◆ Raw records ◆
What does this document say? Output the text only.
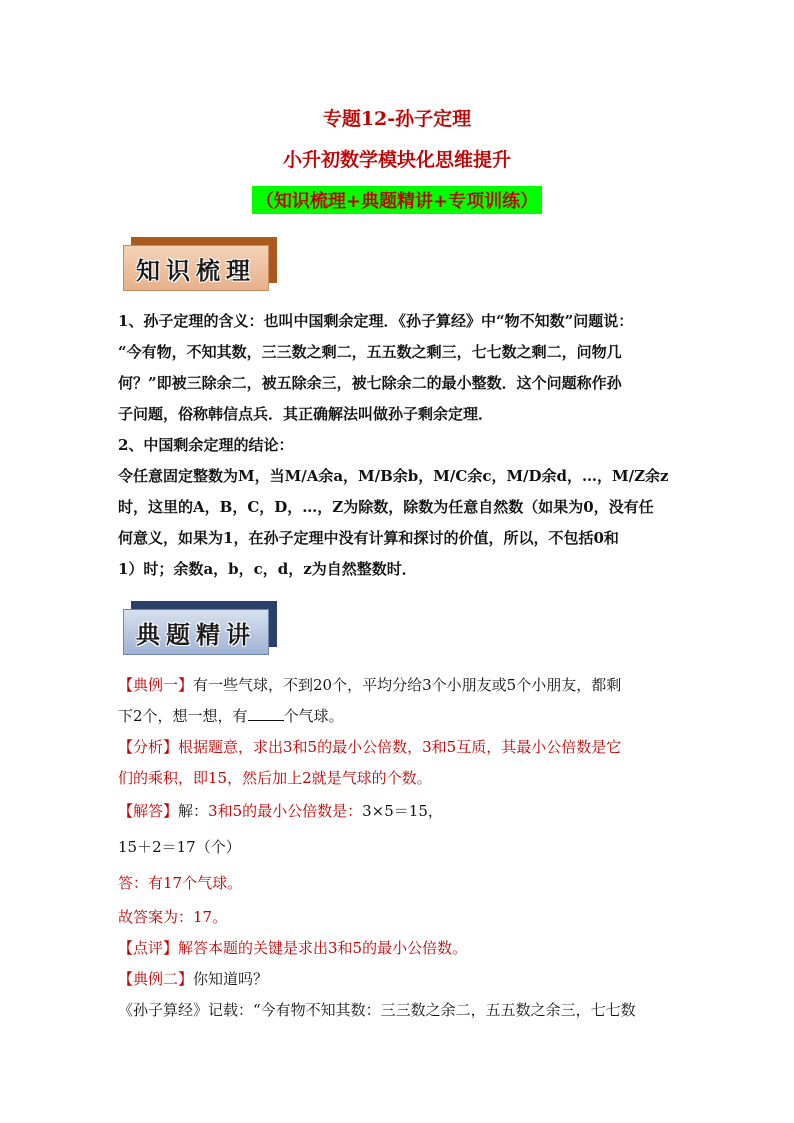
专题12-孙子定理
小升初数学模块化思维提升
（知识梳理+典题精讲+专项训练）
知识梳理
1、孙子定理的含义：也叫中国剩余定理．《孙子算经》中“物不知数”问题说：
“今有物，不知其数，三三数之剩二，五五数之剩三，七七数之剩二，问物几
何？”即被三除余二，被五除余三，被七除余二的最小整数．这个问题称作孙
子问题，俗称韩信点兵．其正确解法叫做孙子剩余定理．
2、中国剩余定理的结论：
令任意固定整数为M，当M/A余a，M/B余b，M/C余c，M/D余d，…，M/Z余z
时，这里的A，B，C，D，…，Z为除数，除数为任意自然数（如果为0，没有任
何意义，如果为1，在孙子定理中没有计算和探讨的价值，所以，不包括0和
1）时；余数a，b，c，d，z为自然整数时．
典题精讲
【典例一】有一些气球，不到20个，平均分给3个小朋友或5个小朋友，都剩
下2个，想一想，有 个气球。
【分析】根据题意，求出3和5的最小公倍数，3和5互质，其最小公倍数是它
们的乘积，即15，然后加上2就是气球的个数。
【解答】解：3和5的最小公倍数是：3×5＝15，
15＋2＝17（个）
答：有17个气球。
故答案为：17。
【点评】解答本题的关键是求出3和5的最小公倍数。
【典例二】你知道吗？
《孙子算经》记载：“今有物不知其数：三三数之余二，五五数之余三，七七数
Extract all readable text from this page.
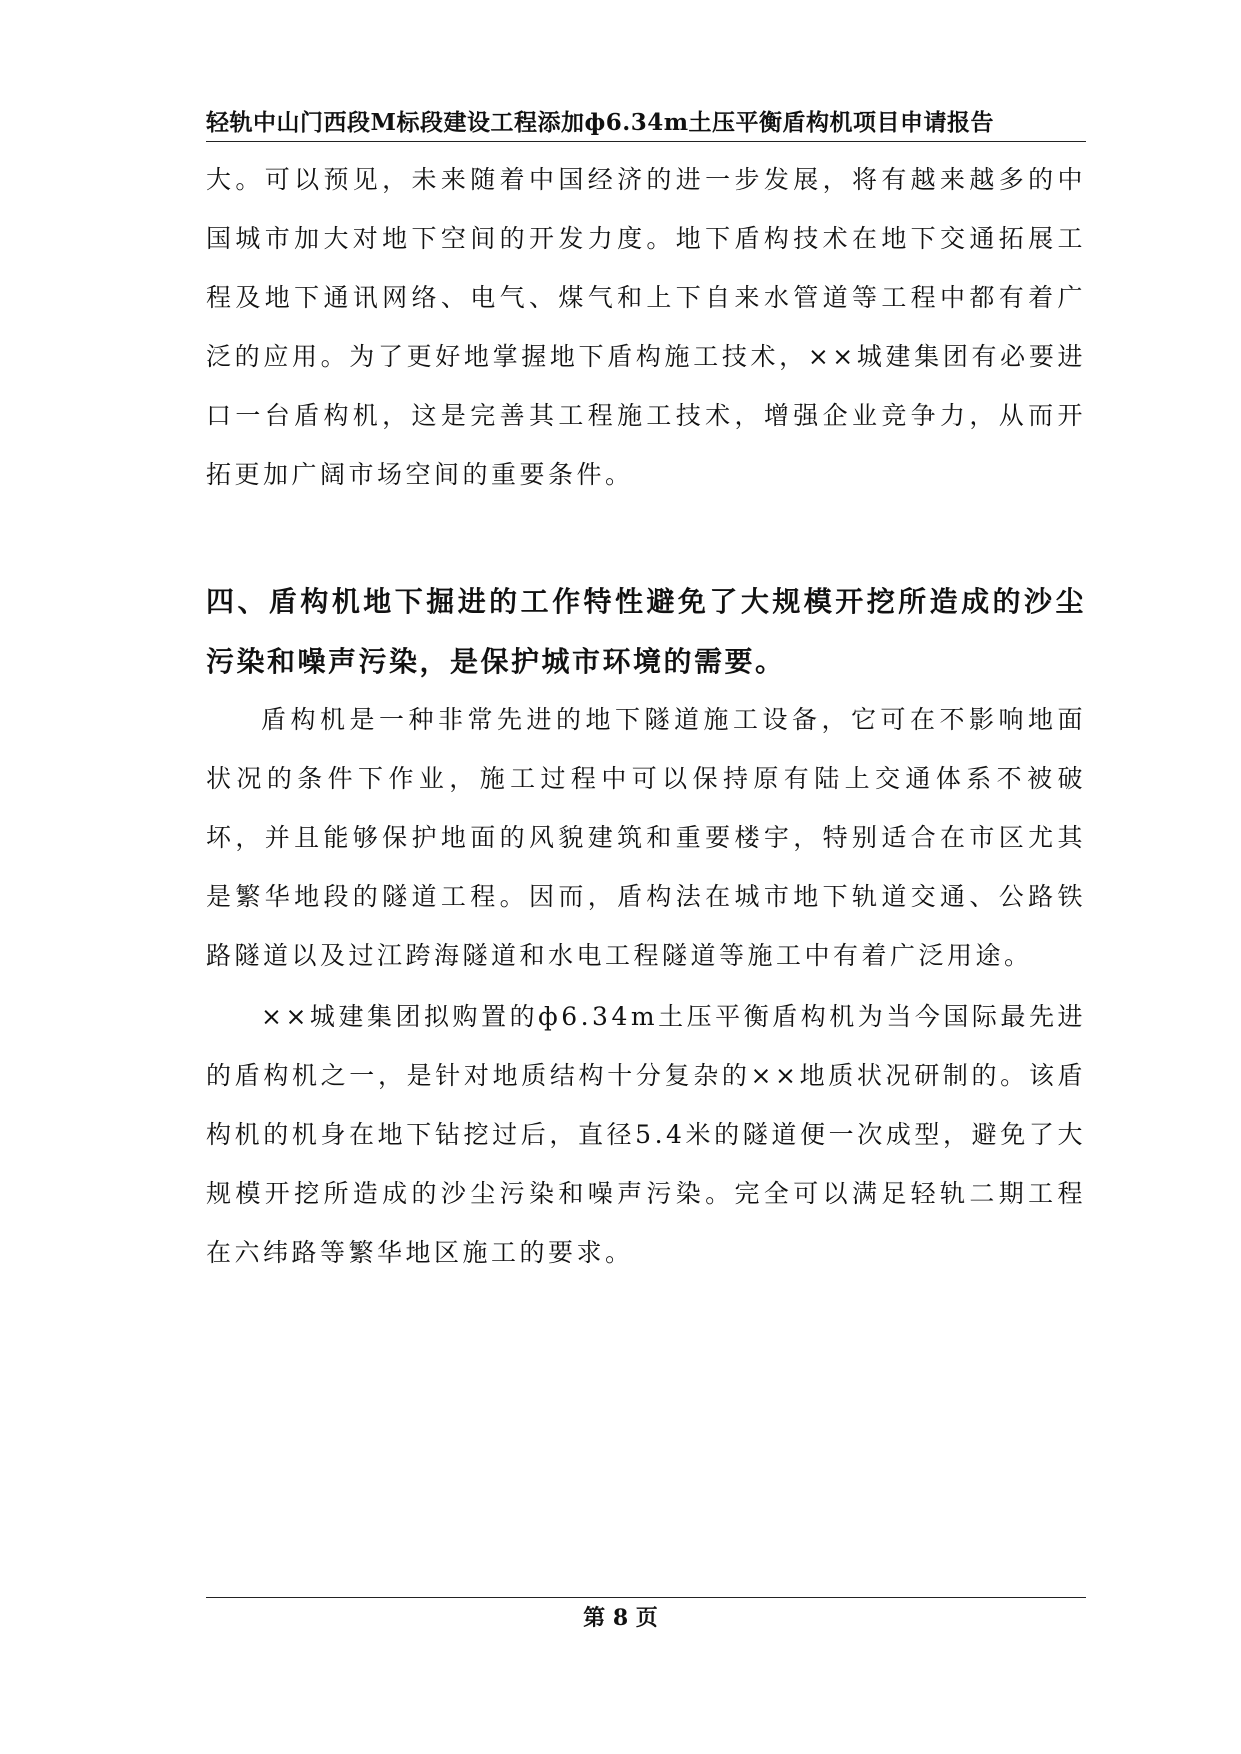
轻轨中山门西段M标段建设工程添加ф6.34m土压平衡盾构机项目申请报告
大。可以预见，未来随着中国经济的进一步发展，将有越来越多的中国城市加大对地下空间的开发力度。地下盾构技术在地下交通拓展工程及地下通讯网络、电气、煤气和上下自来水管道等工程中都有着广泛的应用。为了更好地掌握地下盾构施工技术，××城建集团有必要进口一台盾构机，这是完善其工程施工技术，增强企业竞争力，从而开拓更加广阔市场空间的重要条件。
四、盾构机地下掘进的工作特性避免了大规模开挖所造成的沙尘污染和噪声污染，是保护城市环境的需要。
盾构机是一种非常先进的地下隧道施工设备，它可在不影响地面状况的条件下作业，施工过程中可以保持原有陆上交通体系不被破坏，并且能够保护地面的风貌建筑和重要楼宇，特别适合在市区尤其是繁华地段的隧道工程。因而，盾构法在城市地下轨道交通、公路铁路隧道以及过江跨海隧道和水电工程隧道等施工中有着广泛用途。
××城建集团拟购置的ф6.34m土压平衡盾构机为当今国际最先进的盾构机之一，是针对地质结构十分复杂的××地质状况研制的。该盾构机的机身在地下钻挖过后，直径5.4米的隧道便一次成型，避免了大规模开挖所造成的沙尘污染和噪声污染。完全可以满足轻轨二期工程在六纬路等繁华地区施工的要求。
第 8 页
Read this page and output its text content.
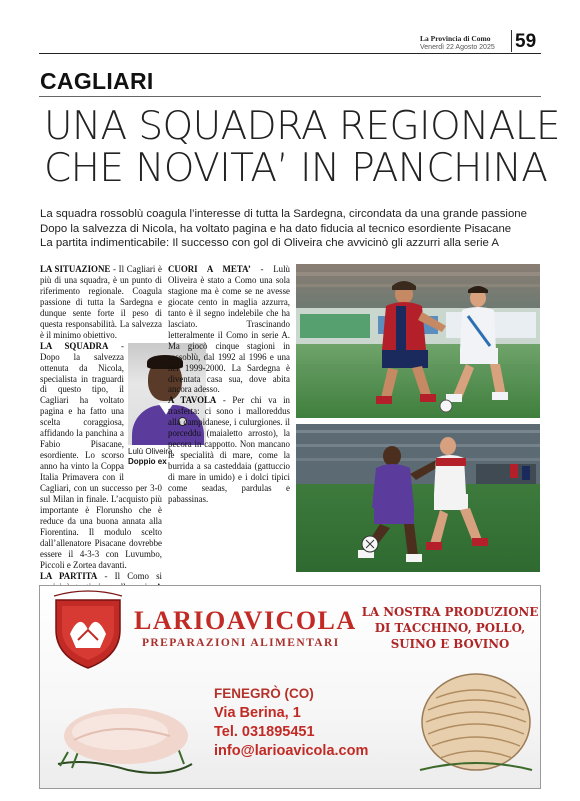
La Provincia di Como
Venerdì 22 Agosto 2025	59
CAGLIARI
UNA SQUADRA REGIONALE
CHE NOVITA’ IN PANCHINA
La squadra rossoblù coagula l’interesse di tutta la Sardegna, circondata da una grande passione
Dopo la salvezza di Nicola, ha voltato pagina e ha dato fiducia al tecnico esordiente Pisacane
La partita indimenticabile: Il successo con gol di Oliveira che avvicinò gli azzurri alla serie A

LA SITUAZIONE - Il Cagliari è più di una squadra, è un punto di riferimento regionale. Coagula passione di tutta la Sardegna e dunque sente forte il peso di questa responsabilità. La salvezza è il minimo obiettivo.

Lulù Oliveira
Doppio ex
LA SQUADRA - Dopo la salvezza ottenuta da Nicola, specialista in traguardi di questo tipo, il Cagliari ha voltato pagina e ha fatto una scelta coraggiosa, affidando la panchina a Fabio Pisacane, esordiente. Lo scorso anno ha vinto la Coppa Italia Primavera con il Cagliari, con un successo per 3-0 sul Milan in finale. L’acquisto più importante è Florunsho che è reduce da una buona annata alla Fiorentina. Il modulo scelto dall’allenatore Pisacane dovrebbe essere il 4-3-3 con Luvumbo, Piccoli e Zortea davanti.

LA PARTITA - Il Como si

CUORI A META’ - Lulù Oliveira è stato a Como una sola stagione ma è come se ne avesse giocate cento in maglia azzurra, tanto è il segno indelebile che ha lasciato. Trascinando letteralmente il Como in serie A. Ma giocò cinque stagioni in rossoblù, dal 1992 al 1996 e una nel 1999-2000. La Sardegna è diventata casa sua, dove abita ancora adesso.

A TAVOLA - Per chi va in trasferta: ci sono i malloreddus alla campidanese, i culurgiones. il porceddu (maialetto arrosto), la pecora in cappotto. Non mancano le specialità di mare, come la burrida a sa casteddaia (gattuccio di mare in umido) e i dolci tipici come seadas, pardulas e pabassinas.

LARIOAVICOLA
PREPARAZIONI ALIMENTARI
LA NOSTRA PRODUZIONE
DI TACCHINO, POLLO,
SUINO E BOVINO
FENEGRÒ (CO)
Via Berina, 1
Tel. 031895451
info@larioavicola.com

◆ What to produce ◆
Check the data for the word "text" and pull out the lines that have it.

◆ Problem solution ◆
What does this document say? Output the text only.
Extract all readable text from this page.
Read this page and output its text content.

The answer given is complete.